• _PROBLEM DESCRIPTION_: A faithful transcription of all the data is required.

====== RECORDS PROVIDED

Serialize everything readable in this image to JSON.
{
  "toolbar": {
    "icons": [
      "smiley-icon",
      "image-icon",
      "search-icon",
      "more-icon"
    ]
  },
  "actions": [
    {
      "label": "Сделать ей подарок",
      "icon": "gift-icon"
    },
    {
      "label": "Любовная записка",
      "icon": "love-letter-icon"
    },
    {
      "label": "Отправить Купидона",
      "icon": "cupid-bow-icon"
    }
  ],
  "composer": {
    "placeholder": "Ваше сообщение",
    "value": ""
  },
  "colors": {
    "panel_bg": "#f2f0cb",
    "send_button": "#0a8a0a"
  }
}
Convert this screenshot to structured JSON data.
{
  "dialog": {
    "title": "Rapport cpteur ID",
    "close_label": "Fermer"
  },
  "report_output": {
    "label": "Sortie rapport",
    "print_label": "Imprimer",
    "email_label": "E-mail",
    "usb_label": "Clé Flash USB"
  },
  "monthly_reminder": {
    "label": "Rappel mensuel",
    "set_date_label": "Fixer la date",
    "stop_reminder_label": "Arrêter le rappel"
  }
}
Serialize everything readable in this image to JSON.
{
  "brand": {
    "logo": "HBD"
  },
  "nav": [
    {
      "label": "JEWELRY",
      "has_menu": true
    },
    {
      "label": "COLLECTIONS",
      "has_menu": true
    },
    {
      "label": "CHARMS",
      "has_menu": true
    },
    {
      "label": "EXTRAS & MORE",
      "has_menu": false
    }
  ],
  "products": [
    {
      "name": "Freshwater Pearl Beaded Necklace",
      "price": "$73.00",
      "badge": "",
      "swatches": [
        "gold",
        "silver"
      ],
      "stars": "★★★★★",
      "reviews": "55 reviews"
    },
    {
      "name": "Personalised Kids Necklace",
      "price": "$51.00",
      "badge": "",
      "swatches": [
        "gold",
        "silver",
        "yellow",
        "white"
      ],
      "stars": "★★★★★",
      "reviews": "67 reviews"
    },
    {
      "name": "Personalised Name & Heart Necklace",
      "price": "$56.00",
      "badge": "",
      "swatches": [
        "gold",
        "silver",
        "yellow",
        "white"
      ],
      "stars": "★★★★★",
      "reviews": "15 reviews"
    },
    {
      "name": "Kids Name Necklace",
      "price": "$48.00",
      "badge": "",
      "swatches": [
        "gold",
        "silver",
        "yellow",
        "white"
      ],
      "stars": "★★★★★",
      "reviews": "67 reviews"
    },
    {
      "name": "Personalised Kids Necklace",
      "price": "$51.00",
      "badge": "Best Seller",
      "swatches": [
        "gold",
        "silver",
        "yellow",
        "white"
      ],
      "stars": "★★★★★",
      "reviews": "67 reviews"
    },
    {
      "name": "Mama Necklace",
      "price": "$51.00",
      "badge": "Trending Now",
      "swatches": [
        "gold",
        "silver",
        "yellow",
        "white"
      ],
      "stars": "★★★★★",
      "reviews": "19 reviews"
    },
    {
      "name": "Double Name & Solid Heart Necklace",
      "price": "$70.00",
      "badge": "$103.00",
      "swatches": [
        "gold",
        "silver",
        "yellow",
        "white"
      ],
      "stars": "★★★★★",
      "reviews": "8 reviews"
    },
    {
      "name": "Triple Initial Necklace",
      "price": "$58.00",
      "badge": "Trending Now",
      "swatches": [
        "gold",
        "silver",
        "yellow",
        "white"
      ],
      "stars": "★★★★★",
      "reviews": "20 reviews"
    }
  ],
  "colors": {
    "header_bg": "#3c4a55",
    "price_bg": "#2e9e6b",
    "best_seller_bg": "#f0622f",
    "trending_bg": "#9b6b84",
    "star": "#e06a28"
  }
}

============

• _FULL OUTPUT_:
Serialize everything readable in this image to JSON.
{
  "toolbar": {
    "icons": [
      "smiley-icon",
      "image-icon",
      "search-icon",
      "more-icon"
    ]
  },
  "actions": [
    {
      "label": "Сделать ей подарок",
      "icon": "gift-icon"
    },
    {
      "label": "Любовная записка",
      "icon": "love-letter-icon"
    },
    {
      "label": "Отправить Купидона",
      "icon": "cupid-bow-icon"
    }
  ],
  "composer": {
    "placeholder": "Ваше сообщение",
    "value": ""
  },
  "colors": {
    "panel_bg": "#f2f0cb",
    "send_button": "#0a8a0a"
  }
}
Convert this screenshot to structured JSON data.
{
  "dialog": {
    "title": "Rapport cpteur ID",
    "close_label": "Fermer"
  },
  "report_output": {
    "label": "Sortie rapport",
    "print_label": "Imprimer",
    "email_label": "E-mail",
    "usb_label": "Clé Flash USB"
  },
  "monthly_reminder": {
    "label": "Rappel mensuel",
    "set_date_label": "Fixer la date",
    "stop_reminder_label": "Arrêter le rappel"
  }
}
Serialize everything readable in this image to JSON.
{
  "brand": {
    "logo": "HBD"
  },
  "nav": [
    {
      "label": "JEWELRY",
      "has_menu": true
    },
    {
      "label": "COLLECTIONS",
      "has_menu": true
    },
    {
      "label": "CHARMS",
      "has_menu": true
    },
    {
      "label": "EXTRAS & MORE",
      "has_menu": false
    }
  ],
  "products": [
    {
      "name": "Freshwater Pearl Beaded Necklace",
      "price": "$73.00",
      "badge": "",
      "swatches": [
        "gold",
        "silver"
      ],
      "stars": "★★★★★",
      "reviews": "55 reviews"
    },
    {
      "name": "Personalised Kids Necklace",
      "price": "$51.00",
      "badge": "",
      "swatches": [
        "gold",
        "silver",
        "yellow",
        "white"
      ],
      "stars": "★★★★★",
      "reviews": "67 reviews"
    },
    {
      "name": "Personalised Name & Heart Necklace",
      "price": "$56.00",
      "badge": "",
      "swatches": [
        "gold",
        "silver",
        "yellow",
        "white"
      ],
      "stars": "★★★★★",
      "reviews": "15 reviews"
    },
    {
      "name": "Kids Name Necklace",
      "price": "$48.00",
      "badge": "",
      "swatches": [
        "gold",
        "silver",
        "yellow",
        "white"
      ],
      "stars": "★★★★★",
      "reviews": "67 reviews"
    },
    {
      "name": "Personalised Kids Necklace",
      "price": "$51.00",
      "badge": "Best Seller",
      "swatches": [
        "gold",
        "silver",
        "yellow",
        "white"
      ],
      "stars": "★★★★★",
      "reviews": "67 reviews"
    },
    {
      "name": "Mama Necklace",
      "price": "$51.00",
      "badge": "Trending Now",
      "swatches": [
        "gold",
        "silver",
        "yellow",
        "white"
      ],
      "stars": "★★★★★",
      "reviews": "19 reviews"
    },
    {
      "name": "Double Name & Solid Heart Necklace",
      "price": "$70.00",
      "badge": "$103.00",
      "swatches": [
        "gold",
        "silver",
        "yellow",
        "white"
      ],
      "stars": "★★★★★",
      "reviews": "8 reviews"
    },
    {
      "name": "Triple Initial Necklace",
      "price": "$58.00",
      "badge": "Trending Now",
      "swatches": [
        "gold",
        "silver",
        "yellow",
        "white"
      ],
      "stars": "★★★★★",
      "reviews": "20 reviews"
    }
  ],
  "colors": {
    "header_bg": "#3c4a55",
    "price_bg": "#2e9e6b",
    "best_seller_bg": "#f0622f",
    "trending_bg": "#9b6b84",
    "star": "#e06a28"
  }
}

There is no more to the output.